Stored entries
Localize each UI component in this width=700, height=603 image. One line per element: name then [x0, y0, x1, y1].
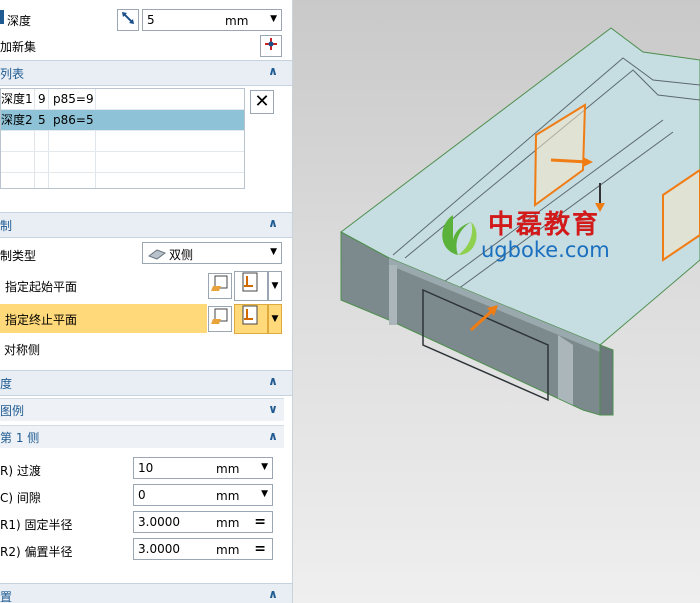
chevron-down-icon[interactable]: ▼ [270, 14, 277, 24]
legend-subsection-header[interactable]: 图例 ∨ [0, 398, 284, 421]
delete-button[interactable]: ✕ [250, 90, 274, 114]
chevron-down-icon[interactable]: ▼ [270, 247, 277, 257]
row-num: 9 [38, 92, 46, 106]
watermark-url: ugboke.com [481, 238, 610, 262]
side1-subsection-header[interactable]: 第 1 侧 ∧ [0, 425, 284, 448]
transition-label: R) 过渡 [0, 464, 41, 478]
plane-select-icon [242, 272, 258, 292]
table-row-empty[interactable] [1, 152, 244, 173]
close-icon: ✕ [254, 91, 270, 112]
offset-radius-input[interactable]: 3.0000 mm = [133, 538, 273, 560]
equals-icon[interactable]: = [254, 541, 266, 557]
clearance-unit: mm [216, 489, 240, 503]
feature-dialog-panel: 深度 5 mm ▼ 加新集 列表 ∧ 深度1 9 p85=9 深度2 5 p86… [0, 0, 293, 603]
transition-unit: mm [216, 462, 240, 476]
transition-value: 10 [138, 461, 154, 475]
settings-section-header[interactable]: 置 ∧ [0, 583, 292, 603]
add-new-set-button[interactable] [260, 35, 282, 57]
row-expression: p85=9 [53, 92, 94, 106]
chevron-down-icon[interactable]: ▼ [268, 304, 282, 334]
row-expression: p86=5 [53, 113, 94, 127]
fixed-radius-label: R1) 固定半径 [0, 518, 73, 532]
plane-dialog-button[interactable] [208, 273, 232, 299]
offset-radius-unit: mm [216, 543, 240, 557]
end-plane-selector[interactable] [234, 304, 268, 334]
graphics-viewport[interactable]: 中磊教育 ugboke.com [293, 0, 700, 603]
transition-input[interactable]: 10 mm ▼ [133, 457, 273, 479]
depth-list-table: 深度1 9 p85=9 深度2 5 p86=5 [0, 88, 245, 189]
row-indicator [0, 10, 4, 24]
depth-label: 深度 [7, 14, 32, 28]
chevron-down-icon[interactable]: ∨ [266, 402, 280, 416]
chevron-down-icon[interactable]: ▼ [261, 489, 268, 499]
row-num: 5 [38, 113, 46, 127]
infer-distance-icon[interactable] [117, 9, 139, 31]
limit-type-label: 制类型 [0, 249, 37, 263]
end-plane-label: 指定终止平面 [5, 313, 78, 327]
chevron-up-icon[interactable]: ∧ [266, 587, 280, 601]
clearance-label: C) 间隙 [0, 491, 41, 505]
chevron-up-icon[interactable]: ∧ [266, 374, 280, 388]
chevron-up-icon[interactable]: ∧ [266, 64, 280, 78]
crosshair-add-icon [265, 38, 277, 50]
list-section-title: 列表 [0, 67, 25, 81]
offset-radius-label: R2) 偏置半径 [0, 545, 73, 559]
limit-type-value: 双侧 [169, 248, 194, 262]
watermark-brand: 中磊教育 [488, 210, 601, 240]
depth-value: 5 [147, 13, 155, 27]
start-plane-selector[interactable] [234, 271, 268, 301]
sheet-metal-model[interactable] [293, 0, 700, 603]
plane-dialog-button[interactable] [208, 306, 232, 332]
plane-dialog-icon [211, 275, 228, 291]
limit-section-title: 制 [0, 219, 13, 233]
row-name: 深度2 [1, 113, 33, 127]
width-section-title: 度 [0, 377, 13, 391]
chevron-down-icon[interactable]: ▼ [261, 462, 268, 472]
clearance-value: 0 [138, 488, 146, 502]
chevron-down-icon[interactable]: ▼ [268, 271, 282, 301]
clearance-input[interactable]: 0 mm ▼ [133, 484, 273, 506]
settings-section-title: 置 [0, 590, 13, 603]
limit-type-select[interactable]: 双侧 ▼ [142, 242, 282, 264]
row-name: 深度1 [1, 92, 33, 106]
table-row[interactable]: 深度1 9 p85=9 [1, 89, 244, 110]
fixed-radius-unit: mm [216, 516, 240, 530]
start-plane-label: 指定起始平面 [5, 280, 78, 294]
chevron-up-icon[interactable]: ∧ [266, 429, 280, 443]
symmetric-label: 对称侧 [4, 343, 41, 357]
limit-section-header[interactable]: 制 ∧ [0, 212, 292, 238]
legend-title: 图例 [0, 404, 25, 418]
chevron-up-icon[interactable]: ∧ [266, 216, 280, 230]
plane-select-icon [242, 305, 258, 325]
width-section-header[interactable]: 度 ∧ [0, 370, 292, 396]
table-row-empty[interactable] [1, 131, 244, 152]
list-section-header[interactable]: 列表 ∧ [0, 60, 292, 86]
plane-dialog-icon [211, 308, 228, 324]
double-side-icon [148, 249, 166, 260]
fixed-radius-value: 3.0000 [138, 515, 180, 529]
fixed-radius-input[interactable]: 3.0000 mm = [133, 511, 273, 533]
depth-input[interactable]: 5 mm ▼ [142, 9, 282, 31]
offset-radius-value: 3.0000 [138, 542, 180, 556]
add-new-set-label: 加新集 [0, 40, 37, 54]
table-row-selected[interactable]: 深度2 5 p86=5 [1, 110, 244, 131]
depth-unit: mm [225, 14, 249, 28]
side1-title: 第 1 侧 [0, 431, 40, 445]
equals-icon[interactable]: = [254, 514, 266, 530]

■ **What to work on**
Reproduce verbatim the lines above, from the line with "chevron-down-icon[interactable]: ▼ [270, 14, 277, 24]" to the line with "add-new-set-button[interactable] [260, 35, 282, 57]", both included.

■ **Solution for this task**
chevron-down-icon[interactable]: ▼ [270, 14, 277, 24]
legend-subsection-header[interactable]: 图例 ∨ [0, 398, 284, 421]
delete-button[interactable]: ✕ [250, 90, 274, 114]
chevron-down-icon[interactable]: ▼ [270, 247, 277, 257]
row-num: 9 [38, 92, 46, 106]
watermark-url: ugboke.com [481, 238, 610, 262]
side1-subsection-header[interactable]: 第 1 侧 ∧ [0, 425, 284, 448]
transition-label: R) 过渡 [0, 464, 41, 478]
plane-select-icon [242, 272, 258, 292]
table-row-empty[interactable] [1, 152, 244, 173]
close-icon: ✕ [254, 91, 270, 112]
offset-radius-input[interactable]: 3.0000 mm = [133, 538, 273, 560]
equals-icon[interactable]: = [254, 541, 266, 557]
clearance-unit: mm [216, 489, 240, 503]
feature-dialog-panel: 深度 5 mm ▼ 加新集 列表 ∧ 深度1 9 p85=9 深度2 5 p86… [0, 0, 293, 603]
transition-unit: mm [216, 462, 240, 476]
transition-value: 10 [138, 461, 154, 475]
settings-section-header[interactable]: 置 ∧ [0, 583, 292, 603]
add-new-set-button[interactable] [260, 35, 282, 57]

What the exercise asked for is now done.